— start —

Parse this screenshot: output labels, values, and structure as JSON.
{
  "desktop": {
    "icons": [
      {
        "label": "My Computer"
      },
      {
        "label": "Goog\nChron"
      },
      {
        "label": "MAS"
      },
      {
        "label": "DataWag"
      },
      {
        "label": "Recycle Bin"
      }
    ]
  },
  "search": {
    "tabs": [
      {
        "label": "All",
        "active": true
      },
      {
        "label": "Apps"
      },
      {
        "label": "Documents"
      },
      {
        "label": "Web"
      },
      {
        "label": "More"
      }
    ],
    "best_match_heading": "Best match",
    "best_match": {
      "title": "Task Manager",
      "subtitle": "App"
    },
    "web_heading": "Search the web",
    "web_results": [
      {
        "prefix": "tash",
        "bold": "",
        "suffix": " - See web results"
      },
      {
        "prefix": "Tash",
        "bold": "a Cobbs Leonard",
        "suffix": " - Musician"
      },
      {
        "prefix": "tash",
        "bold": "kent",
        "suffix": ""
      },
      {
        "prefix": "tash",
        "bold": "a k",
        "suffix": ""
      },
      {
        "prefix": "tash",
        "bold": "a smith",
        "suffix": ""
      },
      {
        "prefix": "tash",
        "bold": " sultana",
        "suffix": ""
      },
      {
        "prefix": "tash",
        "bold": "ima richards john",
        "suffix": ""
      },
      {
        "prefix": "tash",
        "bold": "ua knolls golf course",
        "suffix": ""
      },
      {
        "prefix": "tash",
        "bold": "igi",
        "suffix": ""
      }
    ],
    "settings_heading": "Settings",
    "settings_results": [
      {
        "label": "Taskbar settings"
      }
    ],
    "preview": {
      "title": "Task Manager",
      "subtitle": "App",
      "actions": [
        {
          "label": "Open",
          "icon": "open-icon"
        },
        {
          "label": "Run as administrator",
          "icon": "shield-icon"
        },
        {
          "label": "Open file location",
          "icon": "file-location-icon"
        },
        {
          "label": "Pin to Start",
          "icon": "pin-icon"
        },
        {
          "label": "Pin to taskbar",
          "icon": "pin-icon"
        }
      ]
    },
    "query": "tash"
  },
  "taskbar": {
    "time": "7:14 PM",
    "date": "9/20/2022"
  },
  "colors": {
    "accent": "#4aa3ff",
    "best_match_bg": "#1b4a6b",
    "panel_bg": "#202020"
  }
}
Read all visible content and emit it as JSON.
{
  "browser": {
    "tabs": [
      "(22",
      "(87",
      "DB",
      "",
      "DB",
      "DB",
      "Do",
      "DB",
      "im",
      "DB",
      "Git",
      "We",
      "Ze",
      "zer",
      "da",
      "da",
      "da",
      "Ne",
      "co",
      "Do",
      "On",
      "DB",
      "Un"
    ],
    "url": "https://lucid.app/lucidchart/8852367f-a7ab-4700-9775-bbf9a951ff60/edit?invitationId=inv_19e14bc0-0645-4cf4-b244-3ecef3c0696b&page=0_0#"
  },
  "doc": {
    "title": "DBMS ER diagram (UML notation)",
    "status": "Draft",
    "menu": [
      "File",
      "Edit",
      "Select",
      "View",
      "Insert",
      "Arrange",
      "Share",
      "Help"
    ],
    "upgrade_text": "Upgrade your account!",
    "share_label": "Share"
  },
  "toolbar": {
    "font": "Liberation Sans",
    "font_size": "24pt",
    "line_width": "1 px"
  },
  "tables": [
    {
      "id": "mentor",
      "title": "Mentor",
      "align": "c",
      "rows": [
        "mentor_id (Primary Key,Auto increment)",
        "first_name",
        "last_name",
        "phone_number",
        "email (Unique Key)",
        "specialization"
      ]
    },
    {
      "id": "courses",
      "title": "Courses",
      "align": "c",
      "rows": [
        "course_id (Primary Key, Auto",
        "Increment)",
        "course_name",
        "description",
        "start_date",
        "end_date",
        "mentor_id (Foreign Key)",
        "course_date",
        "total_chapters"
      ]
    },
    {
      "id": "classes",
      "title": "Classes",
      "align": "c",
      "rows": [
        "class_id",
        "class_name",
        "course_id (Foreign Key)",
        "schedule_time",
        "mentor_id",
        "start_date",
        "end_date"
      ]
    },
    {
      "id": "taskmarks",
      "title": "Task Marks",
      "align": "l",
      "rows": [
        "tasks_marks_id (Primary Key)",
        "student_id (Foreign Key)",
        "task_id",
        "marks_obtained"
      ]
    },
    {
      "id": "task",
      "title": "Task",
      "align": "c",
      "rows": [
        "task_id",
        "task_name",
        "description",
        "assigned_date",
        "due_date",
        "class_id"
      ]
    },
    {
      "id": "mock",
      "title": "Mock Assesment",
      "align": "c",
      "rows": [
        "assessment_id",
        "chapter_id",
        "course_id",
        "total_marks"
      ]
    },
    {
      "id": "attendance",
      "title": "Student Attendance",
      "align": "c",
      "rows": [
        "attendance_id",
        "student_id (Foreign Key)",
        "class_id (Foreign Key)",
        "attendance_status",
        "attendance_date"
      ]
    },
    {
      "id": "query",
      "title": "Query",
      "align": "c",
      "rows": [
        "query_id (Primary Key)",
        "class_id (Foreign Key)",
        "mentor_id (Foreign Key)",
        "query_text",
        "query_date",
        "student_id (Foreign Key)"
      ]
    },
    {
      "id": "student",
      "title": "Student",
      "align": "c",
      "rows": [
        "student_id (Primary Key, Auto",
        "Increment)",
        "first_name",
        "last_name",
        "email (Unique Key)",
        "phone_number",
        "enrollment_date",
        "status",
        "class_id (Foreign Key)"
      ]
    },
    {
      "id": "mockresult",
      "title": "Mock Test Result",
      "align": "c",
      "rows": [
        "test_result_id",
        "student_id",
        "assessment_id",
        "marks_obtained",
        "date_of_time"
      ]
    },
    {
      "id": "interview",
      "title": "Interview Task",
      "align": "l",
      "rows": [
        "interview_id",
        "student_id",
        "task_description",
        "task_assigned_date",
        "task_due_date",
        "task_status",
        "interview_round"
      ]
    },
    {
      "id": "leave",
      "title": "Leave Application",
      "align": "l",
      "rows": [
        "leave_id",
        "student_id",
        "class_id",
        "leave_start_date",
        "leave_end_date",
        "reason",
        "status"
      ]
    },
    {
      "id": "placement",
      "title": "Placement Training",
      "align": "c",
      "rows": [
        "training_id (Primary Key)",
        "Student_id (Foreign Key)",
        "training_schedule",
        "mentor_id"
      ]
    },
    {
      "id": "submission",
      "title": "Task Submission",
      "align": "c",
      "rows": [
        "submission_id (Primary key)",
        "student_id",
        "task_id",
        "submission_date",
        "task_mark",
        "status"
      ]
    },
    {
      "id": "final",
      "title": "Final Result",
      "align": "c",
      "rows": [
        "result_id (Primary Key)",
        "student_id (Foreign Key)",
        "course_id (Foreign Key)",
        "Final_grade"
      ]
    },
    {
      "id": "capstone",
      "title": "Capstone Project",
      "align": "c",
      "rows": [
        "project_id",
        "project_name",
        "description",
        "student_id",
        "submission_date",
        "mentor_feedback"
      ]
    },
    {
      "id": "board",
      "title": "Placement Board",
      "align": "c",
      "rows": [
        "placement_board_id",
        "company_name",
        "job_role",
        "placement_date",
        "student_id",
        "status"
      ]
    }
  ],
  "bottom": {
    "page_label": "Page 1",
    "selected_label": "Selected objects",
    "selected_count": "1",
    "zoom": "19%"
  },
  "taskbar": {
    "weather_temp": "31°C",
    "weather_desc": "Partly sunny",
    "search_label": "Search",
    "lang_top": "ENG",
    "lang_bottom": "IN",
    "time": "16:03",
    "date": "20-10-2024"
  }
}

— end —

▶ _Exercise description_
Every record shown above should be written out again exactly.

▶ _Written solution_
Parse this screenshot: output labels, values, and structure as JSON.
{
  "desktop": {
    "icons": [
      {
        "label": "My Computer"
      },
      {
        "label": "Goog\nChron"
      },
      {
        "label": "MAS"
      },
      {
        "label": "DataWag"
      },
      {
        "label": "Recycle Bin"
      }
    ]
  },
  "search": {
    "tabs": [
      {
        "label": "All",
        "active": true
      },
      {
        "label": "Apps"
      },
      {
        "label": "Documents"
      },
      {
        "label": "Web"
      },
      {
        "label": "More"
      }
    ],
    "best_match_heading": "Best match",
    "best_match": {
      "title": "Task Manager",
      "subtitle": "App"
    },
    "web_heading": "Search the web",
    "web_results": [
      {
        "prefix": "tash",
        "bold": "",
        "suffix": " - See web results"
      },
      {
        "prefix": "Tash",
        "bold": "a Cobbs Leonard",
        "suffix": " - Musician"
      },
      {
        "prefix": "tash",
        "bold": "kent",
        "suffix": ""
      },
      {
        "prefix": "tash",
        "bold": "a k",
        "suffix": ""
      },
      {
        "prefix": "tash",
        "bold": "a smith",
        "suffix": ""
      },
      {
        "prefix": "tash",
        "bold": " sultana",
        "suffix": ""
      },
      {
        "prefix": "tash",
        "bold": "ima richards john",
        "suffix": ""
      },
      {
        "prefix": "tash",
        "bold": "ua knolls golf course",
        "suffix": ""
      },
      {
        "prefix": "tash",
        "bold": "igi",
        "suffix": ""
      }
    ],
    "settings_heading": "Settings",
    "settings_results": [
      {
        "label": "Taskbar settings"
      }
    ],
    "preview": {
      "title": "Task Manager",
      "subtitle": "App",
      "actions": [
        {
          "label": "Open",
          "icon": "open-icon"
        },
        {
          "label": "Run as administrator",
          "icon": "shield-icon"
        },
        {
          "label": "Open file location",
          "icon": "file-location-icon"
        },
        {
          "label": "Pin to Start",
          "icon": "pin-icon"
        },
        {
          "label": "Pin to taskbar",
          "icon": "pin-icon"
        }
      ]
    },
    "query": "tash"
  },
  "taskbar": {
    "time": "7:14 PM",
    "date": "9/20/2022"
  },
  "colors": {
    "accent": "#4aa3ff",
    "best_match_bg": "#1b4a6b",
    "panel_bg": "#202020"
  }
}
Read all visible content and emit it as JSON.
{
  "browser": {
    "tabs": [
      "(22",
      "(87",
      "DB",
      "",
      "DB",
      "DB",
      "Do",
      "DB",
      "im",
      "DB",
      "Git",
      "We",
      "Ze",
      "zer",
      "da",
      "da",
      "da",
      "Ne",
      "co",
      "Do",
      "On",
      "DB",
      "Un"
    ],
    "url": "https://lucid.app/lucidchart/8852367f-a7ab-4700-9775-bbf9a951ff60/edit?invitationId=inv_19e14bc0-0645-4cf4-b244-3ecef3c0696b&page=0_0#"
  },
  "doc": {
    "title": "DBMS ER diagram (UML notation)",
    "status": "Draft",
    "menu": [
      "File",
      "Edit",
      "Select",
      "View",
      "Insert",
      "Arrange",
      "Share",
      "Help"
    ],
    "upgrade_text": "Upgrade your account!",
    "share_label": "Share"
  },
  "toolbar": {
    "font": "Liberation Sans",
    "font_size": "24pt",
    "line_width": "1 px"
  },
  "tables": [
    {
      "id": "mentor",
      "title": "Mentor",
      "align": "c",
      "rows": [
        "mentor_id (Primary Key,Auto increment)",
        "first_name",
        "last_name",
        "phone_number",
        "email (Unique Key)",
        "specialization"
      ]
    },
    {
      "id": "courses",
      "title": "Courses",
      "align": "c",
      "rows": [
        "course_id (Primary Key, Auto",
        "Increment)",
        "course_name",
        "description",
        "start_date",
        "end_date",
        "mentor_id (Foreign Key)",
        "course_date",
        "total_chapters"
      ]
    },
    {
      "id": "classes",
      "title": "Classes",
      "align": "c",
      "rows": [
        "class_id",
        "class_name",
        "course_id (Foreign Key)",
        "schedule_time",
        "mentor_id",
        "start_date",
        "end_date"
      ]
    },
    {
      "id": "taskmarks",
      "title": "Task Marks",
      "align": "l",
      "rows": [
        "tasks_marks_id (Primary Key)",
        "student_id (Foreign Key)",
        "task_id",
        "marks_obtained"
      ]
    },
    {
      "id": "task",
      "title": "Task",
      "align": "c",
      "rows": [
        "task_id",
        "task_name",
        "description",
        "assigned_date",
        "due_date",
        "class_id"
      ]
    },
    {
      "id": "mock",
      "title": "Mock Assesment",
      "align": "c",
      "rows": [
        "assessment_id",
        "chapter_id",
        "course_id",
        "total_marks"
      ]
    },
    {
      "id": "attendance",
      "title": "Student Attendance",
      "align": "c",
      "rows": [
        "attendance_id",
        "student_id (Foreign Key)",
        "class_id (Foreign Key)",
        "attendance_status",
        "attendance_date"
      ]
    },
    {
      "id": "query",
      "title": "Query",
      "align": "c",
      "rows": [
        "query_id (Primary Key)",
        "class_id (Foreign Key)",
        "mentor_id (Foreign Key)",
        "query_text",
        "query_date",
        "student_id (Foreign Key)"
      ]
    },
    {
      "id": "student",
      "title": "Student",
      "align": "c",
      "rows": [
        "student_id (Primary Key, Auto",
        "Increment)",
        "first_name",
        "last_name",
        "email (Unique Key)",
        "phone_number",
        "enrollment_date",
        "status",
        "class_id (Foreign Key)"
      ]
    },
    {
      "id": "mockresult",
      "title": "Mock Test Result",
      "align": "c",
      "rows": [
        "test_result_id",
        "student_id",
        "assessment_id",
        "marks_obtained",
        "date_of_time"
      ]
    },
    {
      "id": "interview",
      "title": "Interview Task",
      "align": "l",
      "rows": [
        "interview_id",
        "student_id",
        "task_description",
        "task_assigned_date",
        "task_due_date",
        "task_status",
        "interview_round"
      ]
    },
    {
      "id": "leave",
      "title": "Leave Application",
      "align": "l",
      "rows": [
        "leave_id",
        "student_id",
        "class_id",
        "leave_start_date",
        "leave_end_date",
        "reason",
        "status"
      ]
    },
    {
      "id": "placement",
      "title": "Placement Training",
      "align": "c",
      "rows": [
        "training_id (Primary Key)",
        "Student_id (Foreign Key)",
        "training_schedule",
        "mentor_id"
      ]
    },
    {
      "id": "submission",
      "title": "Task Submission",
      "align": "c",
      "rows": [
        "submission_id (Primary key)",
        "student_id",
        "task_id",
        "submission_date",
        "task_mark",
        "status"
      ]
    },
    {
      "id": "final",
      "title": "Final Result",
      "align": "c",
      "rows": [
        "result_id (Primary Key)",
        "student_id (Foreign Key)",
        "course_id (Foreign Key)",
        "Final_grade"
      ]
    },
    {
      "id": "capstone",
      "title": "Capstone Project",
      "align": "c",
      "rows": [
        "project_id",
        "project_name",
        "description",
        "student_id",
        "submission_date",
        "mentor_feedback"
      ]
    },
    {
      "id": "board",
      "title": "Placement Board",
      "align": "c",
      "rows": [
        "placement_board_id",
        "company_name",
        "job_role",
        "placement_date",
        "student_id",
        "status"
      ]
    }
  ],
  "bottom": {
    "page_label": "Page 1",
    "selected_label": "Selected objects",
    "selected_count": "1",
    "zoom": "19%"
  },
  "taskbar": {
    "weather_temp": "31°C",
    "weather_desc": "Partly sunny",
    "search_label": "Search",
    "lang_top": "ENG",
    "lang_bottom": "IN",
    "time": "16:03",
    "date": "20-10-2024"
  }
}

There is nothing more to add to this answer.